* _THE REQUEST_: Repeat everything in the material exactly.

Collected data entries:
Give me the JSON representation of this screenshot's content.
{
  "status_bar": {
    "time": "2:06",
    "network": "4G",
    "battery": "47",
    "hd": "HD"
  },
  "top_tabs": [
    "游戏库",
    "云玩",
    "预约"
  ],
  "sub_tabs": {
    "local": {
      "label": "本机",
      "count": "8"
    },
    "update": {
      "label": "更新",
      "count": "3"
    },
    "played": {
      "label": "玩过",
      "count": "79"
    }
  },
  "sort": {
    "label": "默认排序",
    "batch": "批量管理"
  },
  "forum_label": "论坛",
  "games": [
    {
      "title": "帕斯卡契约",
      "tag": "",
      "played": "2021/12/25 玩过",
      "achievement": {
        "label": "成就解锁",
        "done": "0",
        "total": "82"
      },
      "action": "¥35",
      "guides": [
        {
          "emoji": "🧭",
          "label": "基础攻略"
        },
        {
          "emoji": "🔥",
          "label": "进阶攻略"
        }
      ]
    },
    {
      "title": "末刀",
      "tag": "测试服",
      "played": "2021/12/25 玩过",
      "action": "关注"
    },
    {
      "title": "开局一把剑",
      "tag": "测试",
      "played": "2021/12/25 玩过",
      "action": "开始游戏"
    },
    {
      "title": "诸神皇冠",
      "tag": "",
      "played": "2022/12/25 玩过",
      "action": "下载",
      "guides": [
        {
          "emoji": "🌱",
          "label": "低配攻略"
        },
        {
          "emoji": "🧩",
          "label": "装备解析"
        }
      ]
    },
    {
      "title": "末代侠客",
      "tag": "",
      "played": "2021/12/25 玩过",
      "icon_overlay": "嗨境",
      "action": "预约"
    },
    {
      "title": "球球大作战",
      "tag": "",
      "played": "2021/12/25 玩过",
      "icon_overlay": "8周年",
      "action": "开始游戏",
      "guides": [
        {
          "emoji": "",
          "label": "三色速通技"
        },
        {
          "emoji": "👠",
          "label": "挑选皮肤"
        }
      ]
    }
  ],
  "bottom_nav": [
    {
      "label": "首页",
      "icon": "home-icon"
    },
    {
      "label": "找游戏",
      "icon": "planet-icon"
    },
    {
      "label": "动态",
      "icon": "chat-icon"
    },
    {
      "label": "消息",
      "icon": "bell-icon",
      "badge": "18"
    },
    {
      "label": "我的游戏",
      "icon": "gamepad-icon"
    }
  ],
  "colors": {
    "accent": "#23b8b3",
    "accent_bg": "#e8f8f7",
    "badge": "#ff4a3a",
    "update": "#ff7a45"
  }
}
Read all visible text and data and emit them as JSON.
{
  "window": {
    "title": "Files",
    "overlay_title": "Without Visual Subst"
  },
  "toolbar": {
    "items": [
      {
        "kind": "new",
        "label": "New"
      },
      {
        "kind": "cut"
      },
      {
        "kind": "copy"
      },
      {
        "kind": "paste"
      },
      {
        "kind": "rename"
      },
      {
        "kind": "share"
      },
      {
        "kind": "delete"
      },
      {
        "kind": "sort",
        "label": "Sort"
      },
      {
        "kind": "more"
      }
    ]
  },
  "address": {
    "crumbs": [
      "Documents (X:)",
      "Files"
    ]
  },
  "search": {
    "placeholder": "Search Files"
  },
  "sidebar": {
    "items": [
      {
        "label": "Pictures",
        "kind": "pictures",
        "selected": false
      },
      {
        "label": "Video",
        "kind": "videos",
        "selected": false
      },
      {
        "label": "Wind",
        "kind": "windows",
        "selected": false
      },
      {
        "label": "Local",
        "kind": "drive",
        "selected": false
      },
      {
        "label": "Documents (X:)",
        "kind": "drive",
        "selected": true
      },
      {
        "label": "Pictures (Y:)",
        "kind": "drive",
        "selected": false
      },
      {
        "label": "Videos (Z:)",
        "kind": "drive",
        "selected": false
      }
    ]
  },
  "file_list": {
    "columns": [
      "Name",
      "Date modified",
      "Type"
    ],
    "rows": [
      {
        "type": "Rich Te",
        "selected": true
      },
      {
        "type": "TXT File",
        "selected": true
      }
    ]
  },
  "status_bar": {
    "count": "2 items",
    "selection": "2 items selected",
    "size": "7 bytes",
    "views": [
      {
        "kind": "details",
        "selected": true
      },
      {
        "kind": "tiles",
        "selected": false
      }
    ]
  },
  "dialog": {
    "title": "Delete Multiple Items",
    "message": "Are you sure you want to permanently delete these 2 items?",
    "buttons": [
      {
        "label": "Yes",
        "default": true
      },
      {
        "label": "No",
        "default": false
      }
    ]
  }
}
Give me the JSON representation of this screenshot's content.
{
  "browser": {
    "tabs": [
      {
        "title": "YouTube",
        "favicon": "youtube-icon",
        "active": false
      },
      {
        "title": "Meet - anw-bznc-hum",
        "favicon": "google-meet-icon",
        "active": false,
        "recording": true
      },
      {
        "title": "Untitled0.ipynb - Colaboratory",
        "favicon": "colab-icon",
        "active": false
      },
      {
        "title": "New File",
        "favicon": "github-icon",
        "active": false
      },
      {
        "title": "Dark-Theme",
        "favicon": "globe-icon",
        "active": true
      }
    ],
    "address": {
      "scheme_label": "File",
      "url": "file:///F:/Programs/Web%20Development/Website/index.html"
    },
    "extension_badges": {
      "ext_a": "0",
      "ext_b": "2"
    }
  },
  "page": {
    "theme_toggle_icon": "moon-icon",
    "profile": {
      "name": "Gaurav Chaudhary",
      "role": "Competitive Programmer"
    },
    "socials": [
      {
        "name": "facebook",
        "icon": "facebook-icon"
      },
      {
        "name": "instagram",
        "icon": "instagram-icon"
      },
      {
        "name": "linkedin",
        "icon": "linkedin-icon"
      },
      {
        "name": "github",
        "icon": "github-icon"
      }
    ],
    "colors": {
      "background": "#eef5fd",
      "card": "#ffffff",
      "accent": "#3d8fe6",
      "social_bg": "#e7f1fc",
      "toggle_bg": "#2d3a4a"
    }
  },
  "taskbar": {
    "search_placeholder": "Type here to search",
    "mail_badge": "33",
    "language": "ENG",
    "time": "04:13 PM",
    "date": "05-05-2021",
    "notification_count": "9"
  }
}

* _EXERCISE SOLUTION_:
Give me the JSON representation of this screenshot's content.
{
  "status_bar": {
    "time": "2:06",
    "network": "4G",
    "battery": "47",
    "hd": "HD"
  },
  "top_tabs": [
    "游戏库",
    "云玩",
    "预约"
  ],
  "sub_tabs": {
    "local": {
      "label": "本机",
      "count": "8"
    },
    "update": {
      "label": "更新",
      "count": "3"
    },
    "played": {
      "label": "玩过",
      "count": "79"
    }
  },
  "sort": {
    "label": "默认排序",
    "batch": "批量管理"
  },
  "forum_label": "论坛",
  "games": [
    {
      "title": "帕斯卡契约",
      "tag": "",
      "played": "2021/12/25 玩过",
      "achievement": {
        "label": "成就解锁",
        "done": "0",
        "total": "82"
      },
      "action": "¥35",
      "guides": [
        {
          "emoji": "🧭",
          "label": "基础攻略"
        },
        {
          "emoji": "🔥",
          "label": "进阶攻略"
        }
      ]
    },
    {
      "title": "末刀",
      "tag": "测试服",
      "played": "2021/12/25 玩过",
      "action": "关注"
    },
    {
      "title": "开局一把剑",
      "tag": "测试",
      "played": "2021/12/25 玩过",
      "action": "开始游戏"
    },
    {
      "title": "诸神皇冠",
      "tag": "",
      "played": "2022/12/25 玩过",
      "action": "下载",
      "guides": [
        {
          "emoji": "🌱",
          "label": "低配攻略"
        },
        {
          "emoji": "🧩",
          "label": "装备解析"
        }
      ]
    },
    {
      "title": "末代侠客",
      "tag": "",
      "played": "2021/12/25 玩过",
      "icon_overlay": "嗨境",
      "action": "预约"
    },
    {
      "title": "球球大作战",
      "tag": "",
      "played": "2021/12/25 玩过",
      "icon_overlay": "8周年",
      "action": "开始游戏",
      "guides": [
        {
          "emoji": "",
          "label": "三色速通技"
        },
        {
          "emoji": "👠",
          "label": "挑选皮肤"
        }
      ]
    }
  ],
  "bottom_nav": [
    {
      "label": "首页",
      "icon": "home-icon"
    },
    {
      "label": "找游戏",
      "icon": "planet-icon"
    },
    {
      "label": "动态",
      "icon": "chat-icon"
    },
    {
      "label": "消息",
      "icon": "bell-icon",
      "badge": "18"
    },
    {
      "label": "我的游戏",
      "icon": "gamepad-icon"
    }
  ],
  "colors": {
    "accent": "#23b8b3",
    "accent_bg": "#e8f8f7",
    "badge": "#ff4a3a",
    "update": "#ff7a45"
  }
}
Read all visible text and data and emit them as JSON.
{
  "window": {
    "title": "Files",
    "overlay_title": "Without Visual Subst"
  },
  "toolbar": {
    "items": [
      {
        "kind": "new",
        "label": "New"
      },
      {
        "kind": "cut"
      },
      {
        "kind": "copy"
      },
      {
        "kind": "paste"
      },
      {
        "kind": "rename"
      },
      {
        "kind": "share"
      },
      {
        "kind": "delete"
      },
      {
        "kind": "sort",
        "label": "Sort"
      },
      {
        "kind": "more"
      }
    ]
  },
  "address": {
    "crumbs": [
      "Documents (X:)",
      "Files"
    ]
  },
  "search": {
    "placeholder": "Search Files"
  },
  "sidebar": {
    "items": [
      {
        "label": "Pictures",
        "kind": "pictures",
        "selected": false
      },
      {
        "label": "Video",
        "kind": "videos",
        "selected": false
      },
      {
        "label": "Wind",
        "kind": "windows",
        "selected": false
      },
      {
        "label": "Local",
        "kind": "drive",
        "selected": false
      },
      {
        "label": "Documents (X:)",
        "kind": "drive",
        "selected": true
      },
      {
        "label": "Pictures (Y:)",
        "kind": "drive",
        "selected": false
      },
      {
        "label": "Videos (Z:)",
        "kind": "drive",
        "selected": false
      }
    ]
  },
  "file_list": {
    "columns": [
      "Name",
      "Date modified",
      "Type"
    ],
    "rows": [
      {
        "type": "Rich Te",
        "selected": true
      },
      {
        "type": "TXT File",
        "selected": true
      }
    ]
  },
  "status_bar": {
    "count": "2 items",
    "selection": "2 items selected",
    "size": "7 bytes",
    "views": [
      {
        "kind": "details",
        "selected": true
      },
      {
        "kind": "tiles",
        "selected": false
      }
    ]
  },
  "dialog": {
    "title": "Delete Multiple Items",
    "message": "Are you sure you want to permanently delete these 2 items?",
    "buttons": [
      {
        "label": "Yes",
        "default": true
      },
      {
        "label": "No",
        "default": false
      }
    ]
  }
}
Give me the JSON representation of this screenshot's content.
{
  "browser": {
    "tabs": [
      {
        "title": "YouTube",
        "favicon": "youtube-icon",
        "active": false
      },
      {
        "title": "Meet - anw-bznc-hum",
        "favicon": "google-meet-icon",
        "active": false,
        "recording": true
      },
      {
        "title": "Untitled0.ipynb - Colaboratory",
        "favicon": "colab-icon",
        "active": false
      },
      {
        "title": "New File",
        "favicon": "github-icon",
        "active": false
      },
      {
        "title": "Dark-Theme",
        "favicon": "globe-icon",
        "active": true
      }
    ],
    "address": {
      "scheme_label": "File",
      "url": "file:///F:/Programs/Web%20Development/Website/index.html"
    },
    "extension_badges": {
      "ext_a": "0",
      "ext_b": "2"
    }
  },
  "page": {
    "theme_toggle_icon": "moon-icon",
    "profile": {
      "name": "Gaurav Chaudhary",
      "role": "Competitive Programmer"
    },
    "socials": [
      {
        "name": "facebook",
        "icon": "facebook-icon"
      },
      {
        "name": "instagram",
        "icon": "instagram-icon"
      },
      {
        "name": "linkedin",
        "icon": "linkedin-icon"
      },
      {
        "name": "github",
        "icon": "github-icon"
      }
    ],
    "colors": {
      "background": "#eef5fd",
      "card": "#ffffff",
      "accent": "#3d8fe6",
      "social_bg": "#e7f1fc",
      "toggle_bg": "#2d3a4a"
    }
  },
  "taskbar": {
    "search_placeholder": "Type here to search",
    "mail_badge": "33",
    "language": "ENG",
    "time": "04:13 PM",
    "date": "05-05-2021",
    "notification_count": "9"
  }
}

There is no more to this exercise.